__Task__.
Write out the records word for word, with no pictures.

__Input data__.
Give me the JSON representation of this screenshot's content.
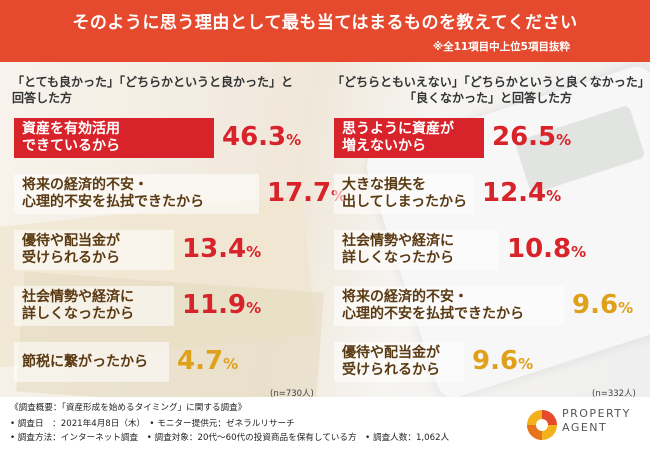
{
  "header": {
    "title": "そのように思う理由として最も当てはまるものを教えてください",
    "note": "※全11項目中上位5項目抜粋"
  },
  "left": {
    "heading_line1": "「とても良かった」「どちらかというと良かった」と",
    "heading_line2": "回答した方",
    "n": "(n=730人)"
  },
  "right": {
    "heading_line1": "「どちらともいえない」「どちらかというと良くなかった」",
    "heading_line2": "「良くなかった」と回答した方",
    "n": "(n=332人)"
  },
  "chart_data": [
    {
      "type": "bar",
      "categories": [
        [
          "資産を有効活用",
          "できているから"
        ],
        [
          "将来の経済的不安・",
          "心理的不安を払拭できたから"
        ],
        [
          "優待や配当金が",
          "受けられるから"
        ],
        [
          "社会情勢や経済に",
          "詳しくなったから"
        ],
        [
          "節税に繋がったから"
        ]
      ],
      "values": [
        46.3,
        17.7,
        13.4,
        11.9,
        4.7
      ],
      "value_labels": [
        "46.3",
        "17.7",
        "13.4",
        "11.9",
        "4.7"
      ],
      "unit": "%"
    },
    {
      "type": "bar",
      "categories": [
        [
          "思うように資産が",
          "増えないから"
        ],
        [
          "大きな損失を",
          "出してしまったから"
        ],
        [
          "社会情勢や経済に",
          "詳しくなったから"
        ],
        [
          "将来の経済的不安・",
          "心理的不安を払拭できたから"
        ],
        [
          "優待や配当金が",
          "受けられるから"
        ]
      ],
      "values": [
        26.5,
        12.4,
        10.8,
        9.6,
        9.6
      ],
      "value_labels": [
        "26.5",
        "12.4",
        "10.8",
        "9.6",
        "9.6"
      ],
      "unit": "%"
    }
  ],
  "colors": {
    "accent": "#d8232a",
    "header": "#e64a2e",
    "low": "#e0a11a"
  },
  "footer": {
    "line1": "《調査概要：「資産形成を始めるタイミング」に関する調査》",
    "line2": "• 調査日　：2021年4月8日（木）　• モニター提供元：ゼネラルリサーチ",
    "line3": "• 調査方法：インターネット調査　• 調査対象：20代〜60代の投資商品を保有している方　• 調査人数：1,062人"
  },
  "logo": {
    "line1": "PROPERTY",
    "line2": "AGENT"
  }
}
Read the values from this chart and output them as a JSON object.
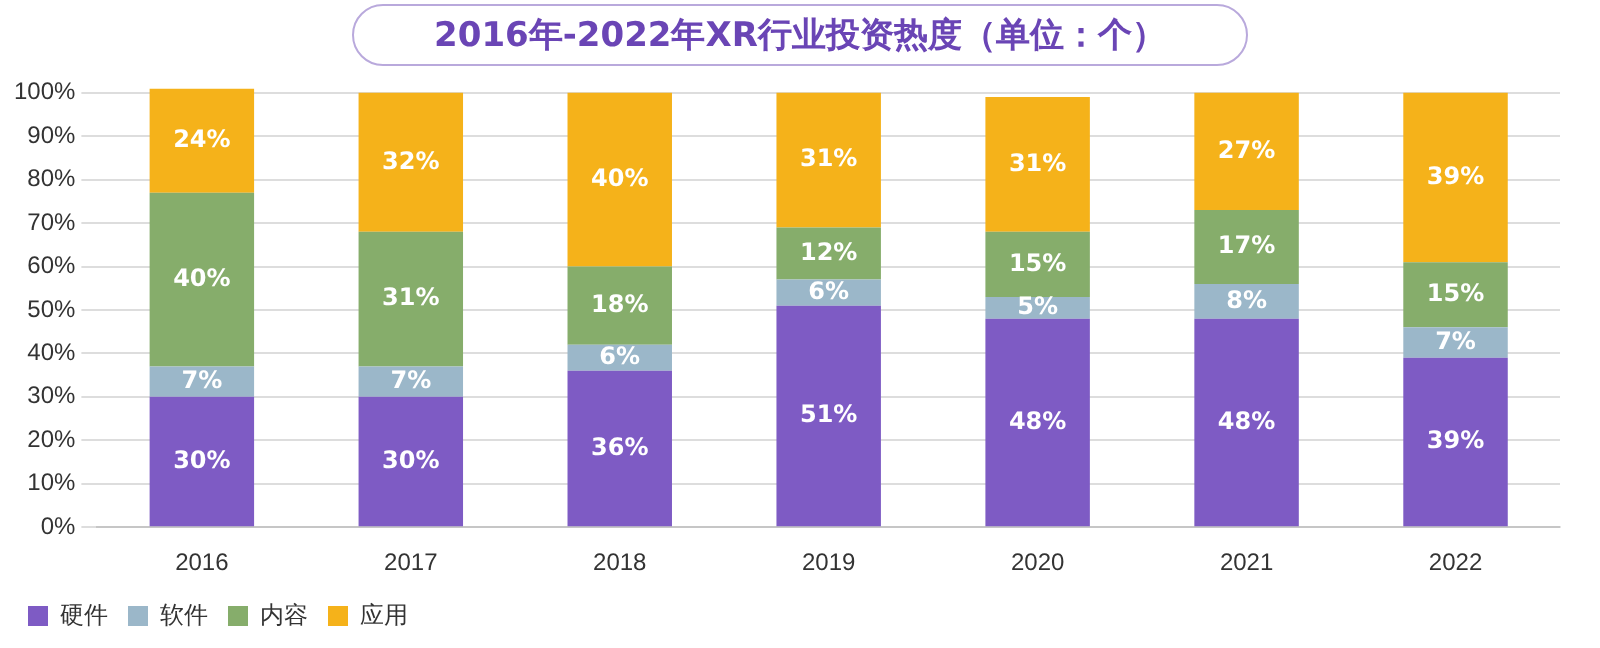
{
  "chart_data": {
    "type": "bar",
    "title": "2016年-2022年XR行业投资热度（单位：个）",
    "stacked": true,
    "categories": [
      "2016",
      "2017",
      "2018",
      "2019",
      "2020",
      "2021",
      "2022"
    ],
    "series": [
      {
        "name": "硬件",
        "color": "#7e5bc4",
        "values": [
          30,
          30,
          36,
          51,
          48,
          48,
          39
        ],
        "value_labels": [
          "30%",
          "30%",
          "36%",
          "51%",
          "48%",
          "48%",
          "39%"
        ]
      },
      {
        "name": "软件",
        "color": "#9bb7c9",
        "values": [
          7,
          7,
          6,
          6,
          5,
          8,
          7
        ],
        "value_labels": [
          "7%",
          "7%",
          "6%",
          "6%",
          "5%",
          "8%",
          "7%"
        ]
      },
      {
        "name": "内容",
        "color": "#86ad6b",
        "values": [
          40,
          31,
          18,
          12,
          15,
          17,
          15
        ],
        "value_labels": [
          "40%",
          "31%",
          "18%",
          "12%",
          "15%",
          "17%",
          "15%"
        ]
      },
      {
        "name": "应用",
        "color": "#f5b21a",
        "values": [
          24,
          32,
          40,
          31,
          31,
          27,
          39
        ],
        "value_labels": [
          "24%",
          "32%",
          "40%",
          "31%",
          "31%",
          "27%",
          "39%"
        ]
      }
    ],
    "ylim": [
      0,
      101
    ],
    "yticks": [
      {
        "value": 0,
        "label": "0%"
      },
      {
        "value": 10,
        "label": "10%"
      },
      {
        "value": 20,
        "label": "20%"
      },
      {
        "value": 30,
        "label": "30%"
      },
      {
        "value": 40,
        "label": "40%"
      },
      {
        "value": 50,
        "label": "50%"
      },
      {
        "value": 60,
        "label": "60%"
      },
      {
        "value": 70,
        "label": "70%"
      },
      {
        "value": 80,
        "label": "80%"
      },
      {
        "value": 90,
        "label": "90%"
      },
      {
        "value": 100,
        "label": "100%"
      }
    ],
    "grid": "y",
    "legend": "bottom left"
  }
}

__Exercise solution__.
Give me the JSON representation of this screenshot's content.
{
  "header": {
    "title": "そのように思う理由として最も当てはまるものを教えてください",
    "note": "※全11項目中上位5項目抜粋"
  },
  "left": {
    "heading_line1": "「とても良かった」「どちらかというと良かった」と",
    "heading_line2": "回答した方",
    "n": "(n=730人)"
  },
  "right": {
    "heading_line1": "「どちらともいえない」「どちらかというと良くなかった」",
    "heading_line2": "「良くなかった」と回答した方",
    "n": "(n=332人)"
  },
  "chart_data": [
    {
      "type": "bar",
      "categories": [
        [
          "資産を有効活用",
          "できているから"
        ],
        [
          "将来の経済的不安・",
          "心理的不安を払拭できたから"
        ],
        [
          "優待や配当金が",
          "受けられるから"
        ],
        [
          "社会情勢や経済に",
          "詳しくなったから"
        ],
        [
          "節税に繋がったから"
        ]
      ],
      "values": [
        46.3,
        17.7,
        13.4,
        11.9,
        4.7
      ],
      "value_labels": [
        "46.3",
        "17.7",
        "13.4",
        "11.9",
        "4.7"
      ],
      "unit": "%"
    },
    {
      "type": "bar",
      "categories": [
        [
          "思うように資産が",
          "増えないから"
        ],
        [
          "大きな損失を",
          "出してしまったから"
        ],
        [
          "社会情勢や経済に",
          "詳しくなったから"
        ],
        [
          "将来の経済的不安・",
          "心理的不安を払拭できたから"
        ],
        [
          "優待や配当金が",
          "受けられるから"
        ]
      ],
      "values": [
        26.5,
        12.4,
        10.8,
        9.6,
        9.6
      ],
      "value_labels": [
        "26.5",
        "12.4",
        "10.8",
        "9.6",
        "9.6"
      ],
      "unit": "%"
    }
  ],
  "colors": {
    "accent": "#d8232a",
    "header": "#e64a2e",
    "low": "#e0a11a"
  },
  "footer": {
    "line1": "《調査概要：「資産形成を始めるタイミング」に関する調査》",
    "line2": "• 調査日　：2021年4月8日（木）　• モニター提供元：ゼネラルリサーチ",
    "line3": "• 調査方法：インターネット調査　• 調査対象：20代〜60代の投資商品を保有している方　• 調査人数：1,062人"
  },
  "logo": {
    "line1": "PROPERTY",
    "line2": "AGENT"
  }
}
Read the values from this chart and output them as a JSON object.
{
  "chart_data": {
    "type": "bar",
    "title": "2016年-2022年XR行业投资热度（单位：个）",
    "stacked": true,
    "categories": [
      "2016",
      "2017",
      "2018",
      "2019",
      "2020",
      "2021",
      "2022"
    ],
    "series": [
      {
        "name": "硬件",
        "color": "#7e5bc4",
        "values": [
          30,
          30,
          36,
          51,
          48,
          48,
          39
        ],
        "value_labels": [
          "30%",
          "30%",
          "36%",
          "51%",
          "48%",
          "48%",
          "39%"
        ]
      },
      {
        "name": "软件",
        "color": "#9bb7c9",
        "values": [
          7,
          7,
          6,
          6,
          5,
          8,
          7
        ],
        "value_labels": [
          "7%",
          "7%",
          "6%",
          "6%",
          "5%",
          "8%",
          "7%"
        ]
      },
      {
        "name": "内容",
        "color": "#86ad6b",
        "values": [
          40,
          31,
          18,
          12,
          15,
          17,
          15
        ],
        "value_labels": [
          "40%",
          "31%",
          "18%",
          "12%",
          "15%",
          "17%",
          "15%"
        ]
      },
      {
        "name": "应用",
        "color": "#f5b21a",
        "values": [
          24,
          32,
          40,
          31,
          31,
          27,
          39
        ],
        "value_labels": [
          "24%",
          "32%",
          "40%",
          "31%",
          "31%",
          "27%",
          "39%"
        ]
      }
    ],
    "ylim": [
      0,
      101
    ],
    "yticks": [
      {
        "value": 0,
        "label": "0%"
      },
      {
        "value": 10,
        "label": "10%"
      },
      {
        "value": 20,
        "label": "20%"
      },
      {
        "value": 30,
        "label": "30%"
      },
      {
        "value": 40,
        "label": "40%"
      },
      {
        "value": 50,
        "label": "50%"
      },
      {
        "value": 60,
        "label": "60%"
      },
      {
        "value": 70,
        "label": "70%"
      },
      {
        "value": 80,
        "label": "80%"
      },
      {
        "value": 90,
        "label": "90%"
      },
      {
        "value": 100,
        "label": "100%"
      }
    ],
    "grid": "y",
    "legend": "bottom left"
  }
}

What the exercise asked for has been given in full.